*WHAT NEEDS TO BE DONE*
Repeat the listing in full, exactly as it stands.
-*-*-
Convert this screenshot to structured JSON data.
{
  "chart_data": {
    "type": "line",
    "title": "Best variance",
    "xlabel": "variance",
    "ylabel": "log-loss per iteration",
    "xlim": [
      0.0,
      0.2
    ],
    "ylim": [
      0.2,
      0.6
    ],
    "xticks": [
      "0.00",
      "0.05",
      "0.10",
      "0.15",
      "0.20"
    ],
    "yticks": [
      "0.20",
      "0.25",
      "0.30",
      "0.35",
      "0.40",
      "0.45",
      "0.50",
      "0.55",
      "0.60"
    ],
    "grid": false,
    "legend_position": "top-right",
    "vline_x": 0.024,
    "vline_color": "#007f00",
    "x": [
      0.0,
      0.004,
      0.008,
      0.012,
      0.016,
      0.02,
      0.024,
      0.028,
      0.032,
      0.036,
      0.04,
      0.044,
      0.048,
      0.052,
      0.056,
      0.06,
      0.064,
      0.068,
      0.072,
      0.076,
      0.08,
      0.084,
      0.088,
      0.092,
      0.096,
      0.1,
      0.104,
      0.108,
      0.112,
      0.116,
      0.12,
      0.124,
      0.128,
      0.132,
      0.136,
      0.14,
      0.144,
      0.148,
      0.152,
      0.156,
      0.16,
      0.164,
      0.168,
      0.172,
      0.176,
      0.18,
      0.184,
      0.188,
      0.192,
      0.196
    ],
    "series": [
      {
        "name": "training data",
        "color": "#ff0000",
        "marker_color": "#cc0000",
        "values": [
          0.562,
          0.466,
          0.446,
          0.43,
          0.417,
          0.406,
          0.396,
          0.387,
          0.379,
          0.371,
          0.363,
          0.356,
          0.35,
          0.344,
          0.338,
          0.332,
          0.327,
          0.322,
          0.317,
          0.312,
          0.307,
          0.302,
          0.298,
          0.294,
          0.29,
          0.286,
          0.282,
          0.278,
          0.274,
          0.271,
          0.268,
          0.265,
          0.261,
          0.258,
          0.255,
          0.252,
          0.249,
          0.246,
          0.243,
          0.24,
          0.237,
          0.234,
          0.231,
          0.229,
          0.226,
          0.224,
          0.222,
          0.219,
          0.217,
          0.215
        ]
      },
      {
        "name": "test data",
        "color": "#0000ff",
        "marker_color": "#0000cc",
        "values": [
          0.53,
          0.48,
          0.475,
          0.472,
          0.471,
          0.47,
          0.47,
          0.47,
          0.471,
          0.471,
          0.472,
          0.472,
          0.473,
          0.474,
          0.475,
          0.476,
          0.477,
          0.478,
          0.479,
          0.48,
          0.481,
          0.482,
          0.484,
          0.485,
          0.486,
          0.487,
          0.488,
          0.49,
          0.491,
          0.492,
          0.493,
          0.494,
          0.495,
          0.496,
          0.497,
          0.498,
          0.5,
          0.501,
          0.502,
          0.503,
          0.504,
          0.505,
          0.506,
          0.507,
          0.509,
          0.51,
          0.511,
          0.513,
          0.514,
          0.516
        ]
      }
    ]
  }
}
-*-*-
*EXERCISE RESULT*
Convert this screenshot to structured JSON data.
{
  "chart_data": {
    "type": "line",
    "title": "Best variance",
    "xlabel": "variance",
    "ylabel": "log-loss per iteration",
    "xlim": [
      0.0,
      0.2
    ],
    "ylim": [
      0.2,
      0.6
    ],
    "xticks": [
      "0.00",
      "0.05",
      "0.10",
      "0.15",
      "0.20"
    ],
    "yticks": [
      "0.20",
      "0.25",
      "0.30",
      "0.35",
      "0.40",
      "0.45",
      "0.50",
      "0.55",
      "0.60"
    ],
    "grid": false,
    "legend_position": "top-right",
    "vline_x": 0.024,
    "vline_color": "#007f00",
    "x": [
      0.0,
      0.004,
      0.008,
      0.012,
      0.016,
      0.02,
      0.024,
      0.028,
      0.032,
      0.036,
      0.04,
      0.044,
      0.048,
      0.052,
      0.056,
      0.06,
      0.064,
      0.068,
      0.072,
      0.076,
      0.08,
      0.084,
      0.088,
      0.092,
      0.096,
      0.1,
      0.104,
      0.108,
      0.112,
      0.116,
      0.12,
      0.124,
      0.128,
      0.132,
      0.136,
      0.14,
      0.144,
      0.148,
      0.152,
      0.156,
      0.16,
      0.164,
      0.168,
      0.172,
      0.176,
      0.18,
      0.184,
      0.188,
      0.192,
      0.196
    ],
    "series": [
      {
        "name": "training data",
        "color": "#ff0000",
        "marker_color": "#cc0000",
        "values": [
          0.562,
          0.466,
          0.446,
          0.43,
          0.417,
          0.406,
          0.396,
          0.387,
          0.379,
          0.371,
          0.363,
          0.356,
          0.35,
          0.344,
          0.338,
          0.332,
          0.327,
          0.322,
          0.317,
          0.312,
          0.307,
          0.302,
          0.298,
          0.294,
          0.29,
          0.286,
          0.282,
          0.278,
          0.274,
          0.271,
          0.268,
          0.265,
          0.261,
          0.258,
          0.255,
          0.252,
          0.249,
          0.246,
          0.243,
          0.24,
          0.237,
          0.234,
          0.231,
          0.229,
          0.226,
          0.224,
          0.222,
          0.219,
          0.217,
          0.215
        ]
      },
      {
        "name": "test data",
        "color": "#0000ff",
        "marker_color": "#0000cc",
        "values": [
          0.53,
          0.48,
          0.475,
          0.472,
          0.471,
          0.47,
          0.47,
          0.47,
          0.471,
          0.471,
          0.472,
          0.472,
          0.473,
          0.474,
          0.475,
          0.476,
          0.477,
          0.478,
          0.479,
          0.48,
          0.481,
          0.482,
          0.484,
          0.485,
          0.486,
          0.487,
          0.488,
          0.49,
          0.491,
          0.492,
          0.493,
          0.494,
          0.495,
          0.496,
          0.497,
          0.498,
          0.5,
          0.501,
          0.502,
          0.503,
          0.504,
          0.505,
          0.506,
          0.507,
          0.509,
          0.51,
          0.511,
          0.513,
          0.514,
          0.516
        ]
      }
    ]
  }
}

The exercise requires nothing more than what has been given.